_Objectives_.
A – In the article below on domain authority, what domain authority score does a new website start with?
B – The article below on domain authority gives examples of relevant, high-quality websites whose links count for more than those from directories or spammy sites. List every example it names.
C – Continue the article below on domain authority for law firms, picking up right after its last sentence.

>> begin Page excerpt

As an attorney, you’re likely receiving pitches from SEO companies making bold promises to help your firm achieve top rankings in Google. The problem is – they’re so full of SEO jargon that it can be difficult to understand what they’re really promising.
While there are several red flags to be cognizant of when you talk to a legal marketing agency, our best advice to attorneys is to develop an understanding of common SEO terminology so that you can make more informed decisions about where to spend your law firm’s marketing dollars.
In this post, we’ll break down a commonly used and often misunderstood metric: domain authority.
It’s likely that you’ve seen this phrase (or similar phrases: domain rank, trust flow, citation flow, etc.), and have been told that you need to increase yours. You may have also received a sales pitch where you pay for links of a certain domain authority (which you should never agree to.)
So, is it true that you need to work on your law firm’s domain authority? The answer isn’t a simple “yes” or “no.”
Domain authority (DA) is a metric developed by Moz that predicts how well a website will rank based on the quantity and quality of links pointing to that website. A new website will start with a domain authority of 1, and that number will grow as the website acquires more links. Last month, Moz announced that they will update domain authority to make it “a better, more trustworthy metric than ever before” by updating the algorithms behind the metric.
While Moz’s domain authority has become one of the most commonly-used link metrics, other tools have their own calculated metric. For example, aHrefs (another popular SEO tool), has developed its own scoring system to evaluate a website’s overall link authority.
It’s important to understand that domain authority is not part of Google’s algorithm. Google’s algorithm is comprised of over 200 factors, and they do not use a single “authority” metric. If you achieve a certain domain authority, it doesn’t necessarily mean that you will suddenly see higher rankings.
Rather, domain authority it a predictive metric that indicates how likely your website is to rank in Google’s organic search results. It’s a well-calculated estimate, but it’s important to remember that it is an estimate. Many SEOs believe it’s a distraction, as people get too caught up in chasing a number, and don’t focus enough on developing their SEO strategy.
At Postali, we agree that chasing a number isn’t the best approach. However, we also believe that when used properly, domain authority can be a helpful tool to use as part of your SEO strategy.
Simply put, links are one of the most important ranking factors. Google’s algorithm evaluates the websites that are linking to your firm’s website. If your content is being linked to from highly reputable websites, this signals to Google that your content is valuable, and gives them a vote of confidence that may result in your website appearing higher in search results.
The links from other websites that point to your firm’s website are considered your backlink profile. The stronger your backlink profile is, the more likely you are to perform well in organic search. It follows that your law firm would want to continuously improve its domain authority.
The concept of strengthening a backlink profile leads many SEOs to engage in spammy practices (known as “black hat” SEO) to gain more backlinks. We see this frequently with law firm websites that try to take advantage of the system to gain higher rankings.
Domain authority and other link metrics are designed to reflect Google’s policy on links, which is that quality matters more than quantity. Having a high number of links from low-quality websites will not help your SEO, and in fact, can even harm your rankings.
Moz and other link analysis tools will gauge the quality of the websites in your backlink profile in order to determine your authority. A law firm website with 100 links from directories or spammy sites will have a lower authority than a law firm with 50 links from relevant, high-quality websites such as a legal publication, local news story, or bar association website.

>> end Page excerpt
>> begin Dataset section

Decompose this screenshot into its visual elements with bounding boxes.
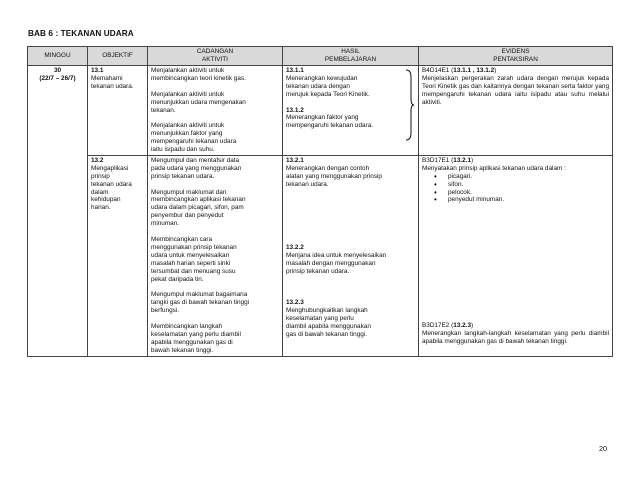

>> end Dataset section

_Outputs by task_.
A – A new website starts with a domain authority of 1.

B –
- A legal publication
- A local news story
- A bar association website

C –
It’s common for marketing companies to try to sell backlinks. For example, you may receive an email that for a certain amount of money, a company will acquire 10 backlinks from websites with a domain authority of 50+. Sounds like a great deal, right?
Wrong. Paid linkbuilding violates Google’s guidelines and can result in a penalty. The best approach to linkbuilding for law firms is to focus on content development that will naturally earn links from reputable and relevant websites. You should also focus on tactics to build your law firm’s reputation, such as being a source for reporters who are writing news stories about relevant legal topics. They’ll often link to your website if you’re a source in the article.
Because of the importance of links, marketers may try to convince you that achieving a particular domain authority will lead your law firm to success. This isn’t always the case. Domain authority should be used directionally to help inform SEO decisions for your law firm.
Achieving a particular domain authority should not be a goal of your SEO strategy. Rather, focus your goals on more tangible KPIs such as website traffic, ranking, and calls to your firm’s office. Domain authority is best when it’s used as a tool to help create a linkbuilding strategy that will help you reach those goals. We recommend using domain authority (or another reputable website authority metric) for the following:
Many attorneys will ask us what a “good” domain authority is. The truth is that this is relative. When we work with a new law firm, often one of the first tasks we perform is to assess the competitors. What law firm websites are ranking well for your target keywords?
You can view the domain authority for any website with Chrome’s MozBar extension, so it’s important to understand what your competitors’ DA is. This will give a benchmark for where you need to be to compete in your market. Again, it’s important to keep in mind that links are one of many of Google’s ranking factors. However, it would be difficult to outrank your competitors if your domain authority is 10, and the average score for local competitors is 60.
A new website starts with a domain authority of 1. If you are engaging in ethical SEO practices, you should expect your domain authority to grow over time. This should be gradual.
We recommend keeping an eye on your backlink profile and all associated metrics monthly. You should not see sudden spikes or dips (unless the metric itself is being re-calculated.) A law firm SEO strategy is poised for long-term success when your domain authority is consistently growing, and you’re avoiding unethical practices.
You can also use domain authority to gauge how beneficial a link from any website would be for your law firm. For example, let’s assume you are featured in an online article from your state bar association and they include a link to your website. You don’t need a metric to help you understand that it’s a beneficial link to have, as it’s a very relevant source.
But let’s say you’re a personal injury attorney and a parenting blogger reaches out about collaborating on content about child safety. You can view the blog’s domain authority and backlink profile to help assess whether or not this is an opportunity worth pursuing.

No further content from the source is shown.